** Directions for this task **
Leaving out the pictures, please retype each record exactly.

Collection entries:
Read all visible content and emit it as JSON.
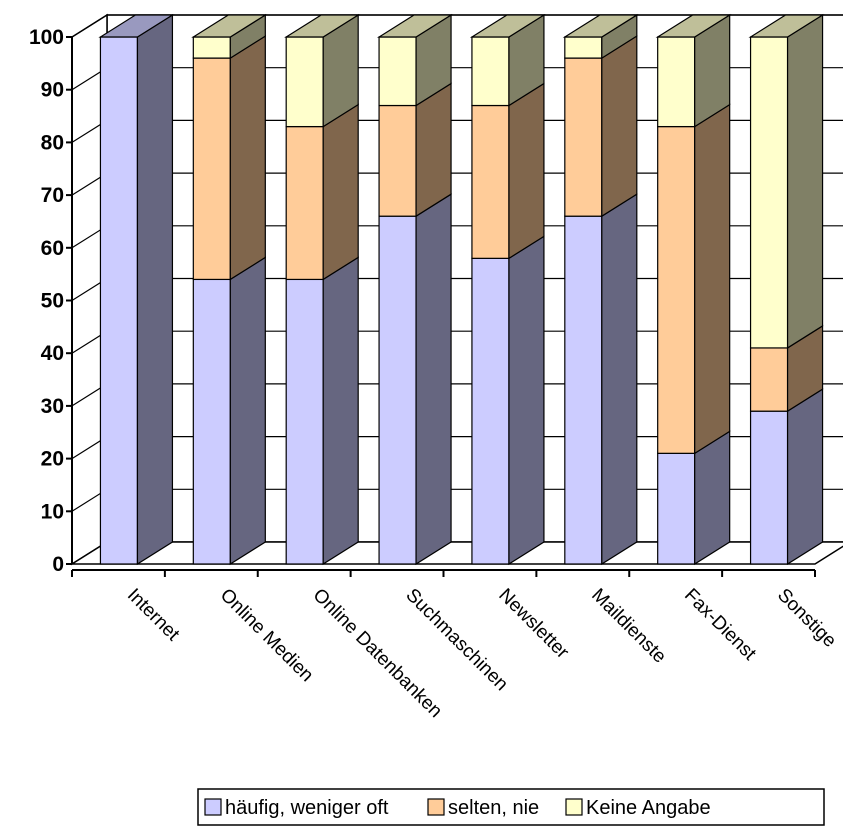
{
  "chart_data": {
    "type": "bar",
    "stacked": true,
    "three_d": true,
    "categories": [
      "Internet",
      "Online Medien",
      "Online Datenbanken",
      "Suchmaschinen",
      "Newsletter",
      "Maildienste",
      "Fax-Dienst",
      "Sonstige"
    ],
    "series": [
      {
        "name": "häufig, weniger oft",
        "values": [
          100,
          54,
          54,
          66,
          58,
          66,
          21,
          29
        ]
      },
      {
        "name": "selten, nie",
        "values": [
          0,
          42,
          29,
          21,
          29,
          30,
          62,
          12
        ]
      },
      {
        "name": "Keine Angabe",
        "values": [
          0,
          4,
          17,
          13,
          13,
          4,
          17,
          59
        ]
      }
    ],
    "ylim": [
      0,
      100
    ],
    "yticks": [
      "0",
      "10",
      "20",
      "30",
      "40",
      "50",
      "60",
      "70",
      "80",
      "90",
      "100"
    ],
    "grid": true,
    "legend_position": "bottom-right",
    "colors": {
      "front": [
        "#ccccff",
        "#ffcc99",
        "#ffffcc"
      ],
      "side": [
        "#666680",
        "#80664c",
        "#808066"
      ],
      "top": [
        "#9999bf",
        "#bf9973",
        "#bfbf99"
      ],
      "gridline": "#000000",
      "floor": "#ffffff"
    }
  }
}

** Answer for the task **
Read all visible content and emit it as JSON.
{
  "chart_data": {
    "type": "bar",
    "stacked": true,
    "three_d": true,
    "categories": [
      "Internet",
      "Online Medien",
      "Online Datenbanken",
      "Suchmaschinen",
      "Newsletter",
      "Maildienste",
      "Fax-Dienst",
      "Sonstige"
    ],
    "series": [
      {
        "name": "häufig, weniger oft",
        "values": [
          100,
          54,
          54,
          66,
          58,
          66,
          21,
          29
        ]
      },
      {
        "name": "selten, nie",
        "values": [
          0,
          42,
          29,
          21,
          29,
          30,
          62,
          12
        ]
      },
      {
        "name": "Keine Angabe",
        "values": [
          0,
          4,
          17,
          13,
          13,
          4,
          17,
          59
        ]
      }
    ],
    "ylim": [
      0,
      100
    ],
    "yticks": [
      "0",
      "10",
      "20",
      "30",
      "40",
      "50",
      "60",
      "70",
      "80",
      "90",
      "100"
    ],
    "grid": true,
    "legend_position": "bottom-right",
    "colors": {
      "front": [
        "#ccccff",
        "#ffcc99",
        "#ffffcc"
      ],
      "side": [
        "#666680",
        "#80664c",
        "#808066"
      ],
      "top": [
        "#9999bf",
        "#bf9973",
        "#bfbf99"
      ],
      "gridline": "#000000",
      "floor": "#ffffff"
    }
  }
}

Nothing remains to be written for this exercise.